DO THIS: Copy every one of the entries below line for line, changing nothing.

MATERIAL PROVIDED:
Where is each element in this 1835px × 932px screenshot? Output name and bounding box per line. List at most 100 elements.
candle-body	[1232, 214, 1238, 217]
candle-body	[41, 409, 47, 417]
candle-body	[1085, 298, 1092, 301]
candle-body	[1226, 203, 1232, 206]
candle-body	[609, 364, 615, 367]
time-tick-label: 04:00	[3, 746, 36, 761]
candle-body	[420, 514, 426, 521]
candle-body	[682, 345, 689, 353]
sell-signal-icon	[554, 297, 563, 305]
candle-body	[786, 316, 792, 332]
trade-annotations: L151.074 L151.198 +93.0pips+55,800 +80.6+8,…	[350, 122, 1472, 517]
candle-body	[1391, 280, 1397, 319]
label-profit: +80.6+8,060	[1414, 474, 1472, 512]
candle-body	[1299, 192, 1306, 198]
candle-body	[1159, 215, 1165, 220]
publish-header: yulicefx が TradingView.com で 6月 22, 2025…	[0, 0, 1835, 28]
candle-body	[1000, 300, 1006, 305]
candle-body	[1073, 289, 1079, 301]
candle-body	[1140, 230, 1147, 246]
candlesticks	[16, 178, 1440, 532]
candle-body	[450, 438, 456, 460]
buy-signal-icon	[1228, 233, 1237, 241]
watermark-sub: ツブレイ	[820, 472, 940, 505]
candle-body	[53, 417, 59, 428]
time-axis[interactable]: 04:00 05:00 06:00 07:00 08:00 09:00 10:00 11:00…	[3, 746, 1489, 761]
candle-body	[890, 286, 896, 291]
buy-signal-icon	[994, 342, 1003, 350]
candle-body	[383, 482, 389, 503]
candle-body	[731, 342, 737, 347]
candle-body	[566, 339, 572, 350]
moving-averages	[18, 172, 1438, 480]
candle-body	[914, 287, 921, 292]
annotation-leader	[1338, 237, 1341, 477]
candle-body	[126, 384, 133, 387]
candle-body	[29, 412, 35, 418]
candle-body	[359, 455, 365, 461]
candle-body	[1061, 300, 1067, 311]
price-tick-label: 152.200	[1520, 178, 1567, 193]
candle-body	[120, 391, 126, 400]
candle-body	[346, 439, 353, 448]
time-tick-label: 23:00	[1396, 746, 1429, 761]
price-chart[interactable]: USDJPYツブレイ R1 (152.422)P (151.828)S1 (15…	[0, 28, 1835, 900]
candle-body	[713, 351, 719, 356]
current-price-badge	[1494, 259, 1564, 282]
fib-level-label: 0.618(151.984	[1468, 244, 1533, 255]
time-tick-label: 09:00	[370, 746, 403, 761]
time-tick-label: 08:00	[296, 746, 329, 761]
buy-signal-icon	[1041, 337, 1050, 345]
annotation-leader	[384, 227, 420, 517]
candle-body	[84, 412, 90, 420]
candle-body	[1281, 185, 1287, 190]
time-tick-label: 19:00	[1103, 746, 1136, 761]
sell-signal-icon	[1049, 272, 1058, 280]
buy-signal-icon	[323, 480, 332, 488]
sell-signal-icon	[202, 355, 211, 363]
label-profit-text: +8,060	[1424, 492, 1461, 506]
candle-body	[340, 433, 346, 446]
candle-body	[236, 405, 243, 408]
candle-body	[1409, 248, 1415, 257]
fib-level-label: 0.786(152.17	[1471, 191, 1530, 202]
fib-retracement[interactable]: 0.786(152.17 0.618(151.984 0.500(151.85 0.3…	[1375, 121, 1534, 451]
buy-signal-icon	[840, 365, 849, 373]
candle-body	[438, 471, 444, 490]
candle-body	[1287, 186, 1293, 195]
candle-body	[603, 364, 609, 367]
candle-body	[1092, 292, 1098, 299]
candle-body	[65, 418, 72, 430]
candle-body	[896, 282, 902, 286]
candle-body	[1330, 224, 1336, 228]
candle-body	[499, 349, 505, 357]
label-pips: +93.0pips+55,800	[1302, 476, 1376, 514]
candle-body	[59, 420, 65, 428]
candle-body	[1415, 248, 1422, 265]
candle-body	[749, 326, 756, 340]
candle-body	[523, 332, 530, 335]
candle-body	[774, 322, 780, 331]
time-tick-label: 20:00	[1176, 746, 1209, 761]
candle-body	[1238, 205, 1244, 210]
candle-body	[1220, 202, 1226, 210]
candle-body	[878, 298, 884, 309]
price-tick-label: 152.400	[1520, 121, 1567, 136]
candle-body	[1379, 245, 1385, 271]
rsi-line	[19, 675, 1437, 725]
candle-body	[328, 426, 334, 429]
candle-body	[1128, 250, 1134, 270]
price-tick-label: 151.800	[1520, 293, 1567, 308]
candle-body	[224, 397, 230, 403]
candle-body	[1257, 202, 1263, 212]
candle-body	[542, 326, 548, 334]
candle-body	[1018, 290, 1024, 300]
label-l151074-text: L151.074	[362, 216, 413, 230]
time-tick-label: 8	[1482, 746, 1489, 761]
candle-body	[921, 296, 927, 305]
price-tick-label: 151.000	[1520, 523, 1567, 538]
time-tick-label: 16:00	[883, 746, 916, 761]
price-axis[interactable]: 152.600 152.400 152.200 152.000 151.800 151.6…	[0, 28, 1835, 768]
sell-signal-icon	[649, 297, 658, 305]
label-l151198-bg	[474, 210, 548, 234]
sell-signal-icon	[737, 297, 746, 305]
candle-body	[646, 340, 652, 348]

TASK RESPONSE:
Where is each element in this 1835px × 932px screenshot? Output name and bounding box per line. List at most 100 elements.
candle-body	[1232, 214, 1238, 217]
candle-body	[41, 409, 47, 417]
candle-body	[1085, 298, 1092, 301]
candle-body	[1226, 203, 1232, 206]
candle-body	[609, 364, 615, 367]
time-tick-label: 04:00	[3, 746, 36, 761]
candle-body	[420, 514, 426, 521]
candle-body	[682, 345, 689, 353]
sell-signal-icon	[554, 297, 563, 305]
candle-body	[786, 316, 792, 332]
trade-annotations: L151.074 L151.198 +93.0pips+55,800 +80.6+8,…	[350, 122, 1472, 517]
candle-body	[1391, 280, 1397, 319]
label-profit: +80.6+8,060	[1414, 474, 1472, 512]
candle-body	[1299, 192, 1306, 198]
candle-body	[1159, 215, 1165, 220]
publish-header: yulicefx が TradingView.com で 6月 22, 2025…	[0, 0, 1835, 28]
candle-body	[1000, 300, 1006, 305]
candle-body	[1073, 289, 1079, 301]
candle-body	[1140, 230, 1147, 246]
candlesticks	[16, 178, 1440, 532]
candle-body	[450, 438, 456, 460]
buy-signal-icon	[1228, 233, 1237, 241]
watermark-sub: ツブレイ	[820, 472, 940, 505]
candle-body	[53, 417, 59, 428]
time-axis[interactable]: 04:00 05:00 06:00 07:00 08:00 09:00 10:00 11:00…	[3, 746, 1489, 761]
candle-body	[890, 286, 896, 291]
buy-signal-icon	[994, 342, 1003, 350]
candle-body	[383, 482, 389, 503]
candle-body	[731, 342, 737, 347]
candle-body	[566, 339, 572, 350]
moving-averages	[18, 172, 1438, 480]
candle-body	[914, 287, 921, 292]
annotation-leader	[1338, 237, 1341, 477]
candle-body	[126, 384, 133, 387]
candle-body	[29, 412, 35, 418]
candle-body	[359, 455, 365, 461]
candle-body	[1061, 300, 1067, 311]
price-tick-label: 152.200	[1520, 178, 1567, 193]
candle-body	[120, 391, 126, 400]
candle-body	[346, 439, 353, 448]
time-tick-label: 23:00	[1396, 746, 1429, 761]
price-chart[interactable]: USDJPYツブレイ R1 (152.422)P (151.828)S1 (15…	[0, 28, 1835, 900]
candle-body	[713, 351, 719, 356]
current-price-badge	[1494, 259, 1564, 282]
fib-level-label: 0.618(151.984	[1468, 244, 1533, 255]
time-tick-label: 09:00	[370, 746, 403, 761]
time-tick-label: 08:00	[296, 746, 329, 761]
buy-signal-icon	[1041, 337, 1050, 345]
annotation-leader	[384, 227, 420, 517]
candle-body	[84, 412, 90, 420]
candle-body	[1281, 185, 1287, 190]
time-tick-label: 19:00	[1103, 746, 1136, 761]
sell-signal-icon	[1049, 272, 1058, 280]
buy-signal-icon	[323, 480, 332, 488]
sell-signal-icon	[202, 355, 211, 363]
label-profit-text: +8,060	[1424, 492, 1461, 506]
candle-body	[340, 433, 346, 446]
candle-body	[236, 405, 243, 408]
candle-body	[1409, 248, 1415, 257]
fib-level-label: 0.786(152.17	[1471, 191, 1530, 202]
fib-retracement[interactable]: 0.786(152.17 0.618(151.984 0.500(151.85 0.3…	[1375, 121, 1534, 451]
buy-signal-icon	[840, 365, 849, 373]
candle-body	[438, 471, 444, 490]
candle-body	[1287, 186, 1293, 195]
candle-body	[603, 364, 609, 367]
candle-body	[1092, 292, 1098, 299]
candle-body	[65, 418, 72, 430]
candle-body	[896, 282, 902, 286]
candle-body	[1330, 224, 1336, 228]
candle-body	[499, 349, 505, 357]
label-pips: +93.0pips+55,800	[1302, 476, 1376, 514]
candle-body	[59, 420, 65, 428]
candle-body	[1415, 248, 1422, 265]
candle-body	[749, 326, 756, 340]
candle-body	[523, 332, 530, 335]
candle-body	[774, 322, 780, 331]
time-tick-label: 20:00	[1176, 746, 1209, 761]
candle-body	[1238, 205, 1244, 210]
candle-body	[1220, 202, 1226, 210]
candle-body	[878, 298, 884, 309]
price-tick-label: 152.400	[1520, 121, 1567, 136]
candle-body	[1379, 245, 1385, 271]
rsi-line	[19, 675, 1437, 725]
candle-body	[328, 426, 334, 429]
candle-body	[1128, 250, 1134, 270]
price-tick-label: 151.800	[1520, 293, 1567, 308]
candle-body	[224, 397, 230, 403]
candle-body	[1257, 202, 1263, 212]
candle-body	[542, 326, 548, 334]
candle-body	[1018, 290, 1024, 300]
label-l151074-text: L151.074	[362, 216, 413, 230]
time-tick-label: 8	[1482, 746, 1489, 761]
candle-body	[921, 296, 927, 305]
price-tick-label: 151.000	[1520, 523, 1567, 538]
time-tick-label: 16:00	[883, 746, 916, 761]
price-axis[interactable]: 152.600 152.400 152.200 152.000 151.800 151.6…	[0, 28, 1835, 768]
sell-signal-icon	[649, 297, 658, 305]
label-l151198-bg	[474, 210, 548, 234]
sell-signal-icon	[737, 297, 746, 305]
candle-body	[646, 340, 652, 348]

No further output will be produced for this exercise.